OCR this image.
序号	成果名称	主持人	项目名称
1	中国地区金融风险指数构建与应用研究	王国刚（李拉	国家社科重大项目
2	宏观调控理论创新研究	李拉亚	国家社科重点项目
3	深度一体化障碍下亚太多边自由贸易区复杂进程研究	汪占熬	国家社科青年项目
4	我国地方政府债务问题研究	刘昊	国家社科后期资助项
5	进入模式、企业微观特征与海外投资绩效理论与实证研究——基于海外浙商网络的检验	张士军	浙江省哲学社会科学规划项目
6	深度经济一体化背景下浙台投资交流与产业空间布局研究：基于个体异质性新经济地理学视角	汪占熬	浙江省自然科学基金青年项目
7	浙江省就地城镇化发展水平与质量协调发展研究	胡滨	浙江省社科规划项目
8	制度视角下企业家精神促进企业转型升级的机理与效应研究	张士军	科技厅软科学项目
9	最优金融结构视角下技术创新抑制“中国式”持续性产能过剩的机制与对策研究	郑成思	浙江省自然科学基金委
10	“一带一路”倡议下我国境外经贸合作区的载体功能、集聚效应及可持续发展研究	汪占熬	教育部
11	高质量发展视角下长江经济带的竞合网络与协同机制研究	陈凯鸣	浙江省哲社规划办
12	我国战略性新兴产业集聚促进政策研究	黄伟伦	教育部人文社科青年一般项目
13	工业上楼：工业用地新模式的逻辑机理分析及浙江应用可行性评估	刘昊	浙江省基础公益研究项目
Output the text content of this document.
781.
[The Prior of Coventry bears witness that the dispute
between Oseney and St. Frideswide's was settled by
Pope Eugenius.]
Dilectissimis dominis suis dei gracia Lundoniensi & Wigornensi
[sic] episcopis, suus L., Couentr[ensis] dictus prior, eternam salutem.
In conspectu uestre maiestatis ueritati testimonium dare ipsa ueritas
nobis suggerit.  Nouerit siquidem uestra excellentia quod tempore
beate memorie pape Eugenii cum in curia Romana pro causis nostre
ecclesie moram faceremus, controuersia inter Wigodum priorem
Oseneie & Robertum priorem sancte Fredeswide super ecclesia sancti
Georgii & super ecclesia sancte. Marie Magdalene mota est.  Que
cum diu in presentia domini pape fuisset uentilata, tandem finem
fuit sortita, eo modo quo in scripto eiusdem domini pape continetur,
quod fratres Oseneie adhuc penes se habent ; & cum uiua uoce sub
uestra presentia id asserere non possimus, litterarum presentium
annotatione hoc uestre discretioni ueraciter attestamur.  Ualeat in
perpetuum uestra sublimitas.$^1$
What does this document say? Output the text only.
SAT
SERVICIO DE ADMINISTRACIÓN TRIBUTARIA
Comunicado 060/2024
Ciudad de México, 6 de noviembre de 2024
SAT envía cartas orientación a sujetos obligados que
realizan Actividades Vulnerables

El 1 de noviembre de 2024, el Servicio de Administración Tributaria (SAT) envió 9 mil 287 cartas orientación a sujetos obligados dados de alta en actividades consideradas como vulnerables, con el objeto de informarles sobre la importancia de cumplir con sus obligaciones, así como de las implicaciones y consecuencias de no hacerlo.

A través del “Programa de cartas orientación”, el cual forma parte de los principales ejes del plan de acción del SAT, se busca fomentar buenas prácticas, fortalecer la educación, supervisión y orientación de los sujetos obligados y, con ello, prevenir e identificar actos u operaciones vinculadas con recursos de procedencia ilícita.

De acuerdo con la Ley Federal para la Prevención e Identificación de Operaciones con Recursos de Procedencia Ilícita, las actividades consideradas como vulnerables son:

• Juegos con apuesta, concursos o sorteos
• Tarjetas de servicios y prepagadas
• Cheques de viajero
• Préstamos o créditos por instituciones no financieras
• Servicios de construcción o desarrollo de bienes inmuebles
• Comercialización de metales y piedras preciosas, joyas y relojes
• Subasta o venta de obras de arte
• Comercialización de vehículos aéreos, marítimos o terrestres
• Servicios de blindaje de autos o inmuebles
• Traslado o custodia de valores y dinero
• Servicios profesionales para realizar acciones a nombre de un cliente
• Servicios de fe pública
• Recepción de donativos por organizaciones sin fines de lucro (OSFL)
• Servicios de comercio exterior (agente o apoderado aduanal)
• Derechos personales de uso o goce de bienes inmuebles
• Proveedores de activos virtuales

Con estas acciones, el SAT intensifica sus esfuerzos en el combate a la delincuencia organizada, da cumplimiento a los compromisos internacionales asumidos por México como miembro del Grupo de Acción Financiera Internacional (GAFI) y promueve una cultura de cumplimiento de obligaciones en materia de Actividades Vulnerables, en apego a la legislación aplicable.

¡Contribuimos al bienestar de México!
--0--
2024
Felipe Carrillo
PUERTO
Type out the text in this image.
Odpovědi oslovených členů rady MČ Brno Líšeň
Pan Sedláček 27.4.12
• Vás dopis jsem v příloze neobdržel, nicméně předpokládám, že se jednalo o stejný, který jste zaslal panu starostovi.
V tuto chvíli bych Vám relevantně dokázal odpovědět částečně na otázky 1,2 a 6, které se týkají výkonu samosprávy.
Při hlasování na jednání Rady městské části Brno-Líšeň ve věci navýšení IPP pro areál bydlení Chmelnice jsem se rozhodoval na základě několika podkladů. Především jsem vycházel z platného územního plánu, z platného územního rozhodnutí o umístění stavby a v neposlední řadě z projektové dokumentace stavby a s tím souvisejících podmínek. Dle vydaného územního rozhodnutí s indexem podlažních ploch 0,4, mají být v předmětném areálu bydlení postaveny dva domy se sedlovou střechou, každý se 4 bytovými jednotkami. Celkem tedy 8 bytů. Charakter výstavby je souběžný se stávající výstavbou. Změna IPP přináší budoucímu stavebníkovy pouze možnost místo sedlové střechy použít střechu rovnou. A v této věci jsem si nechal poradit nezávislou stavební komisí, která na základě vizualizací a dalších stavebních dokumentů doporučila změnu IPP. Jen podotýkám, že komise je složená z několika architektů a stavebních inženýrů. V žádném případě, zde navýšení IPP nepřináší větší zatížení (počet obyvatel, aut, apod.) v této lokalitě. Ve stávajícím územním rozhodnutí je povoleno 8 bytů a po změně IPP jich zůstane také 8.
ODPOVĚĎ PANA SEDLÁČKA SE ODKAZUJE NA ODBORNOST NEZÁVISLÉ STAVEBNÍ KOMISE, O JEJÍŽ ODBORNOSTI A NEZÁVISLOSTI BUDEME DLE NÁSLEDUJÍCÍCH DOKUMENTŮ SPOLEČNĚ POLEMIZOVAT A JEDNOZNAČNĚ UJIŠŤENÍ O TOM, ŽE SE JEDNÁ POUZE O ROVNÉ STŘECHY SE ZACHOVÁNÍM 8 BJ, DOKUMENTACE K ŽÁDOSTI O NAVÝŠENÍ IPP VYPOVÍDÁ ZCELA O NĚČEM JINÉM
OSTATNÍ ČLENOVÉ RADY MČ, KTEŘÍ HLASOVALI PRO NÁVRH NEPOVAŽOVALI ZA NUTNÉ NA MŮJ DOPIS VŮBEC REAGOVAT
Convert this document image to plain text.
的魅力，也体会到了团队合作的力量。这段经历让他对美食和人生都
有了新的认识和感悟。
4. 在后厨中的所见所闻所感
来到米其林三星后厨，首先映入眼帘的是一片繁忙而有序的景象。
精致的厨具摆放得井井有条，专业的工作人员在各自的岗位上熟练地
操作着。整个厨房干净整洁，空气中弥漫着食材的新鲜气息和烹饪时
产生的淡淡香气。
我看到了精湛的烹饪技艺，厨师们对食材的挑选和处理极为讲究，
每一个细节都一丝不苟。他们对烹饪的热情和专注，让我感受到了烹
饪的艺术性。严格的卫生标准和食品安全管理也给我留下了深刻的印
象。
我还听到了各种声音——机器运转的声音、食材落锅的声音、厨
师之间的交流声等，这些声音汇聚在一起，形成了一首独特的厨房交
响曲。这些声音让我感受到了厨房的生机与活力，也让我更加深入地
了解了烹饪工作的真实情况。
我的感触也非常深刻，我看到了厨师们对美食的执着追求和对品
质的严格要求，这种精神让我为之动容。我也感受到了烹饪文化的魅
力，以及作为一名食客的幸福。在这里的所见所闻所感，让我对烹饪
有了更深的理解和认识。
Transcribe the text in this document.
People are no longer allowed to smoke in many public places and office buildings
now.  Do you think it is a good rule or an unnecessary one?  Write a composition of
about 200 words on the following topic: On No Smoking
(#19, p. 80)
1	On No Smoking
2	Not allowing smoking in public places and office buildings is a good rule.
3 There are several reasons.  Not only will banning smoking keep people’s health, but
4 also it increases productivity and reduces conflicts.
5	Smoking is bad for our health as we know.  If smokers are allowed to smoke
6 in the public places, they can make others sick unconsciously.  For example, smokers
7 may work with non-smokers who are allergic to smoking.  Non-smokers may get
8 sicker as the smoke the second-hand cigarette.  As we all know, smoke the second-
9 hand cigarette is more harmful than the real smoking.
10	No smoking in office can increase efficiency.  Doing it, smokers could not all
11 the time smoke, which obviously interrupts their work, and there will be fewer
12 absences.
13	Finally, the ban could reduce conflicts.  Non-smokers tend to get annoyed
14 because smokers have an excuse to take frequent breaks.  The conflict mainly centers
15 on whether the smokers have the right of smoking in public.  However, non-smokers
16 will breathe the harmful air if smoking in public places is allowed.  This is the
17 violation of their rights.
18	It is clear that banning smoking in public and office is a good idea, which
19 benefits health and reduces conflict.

→ **GOAL**: Look through the data above. Each line containing the word "their" needs to be copied.

→ **ANSWER TO THIS PROBLEM**:
11 the time smoke, which obviously interrupts their work, and there will be fewer
17 violation of their rights.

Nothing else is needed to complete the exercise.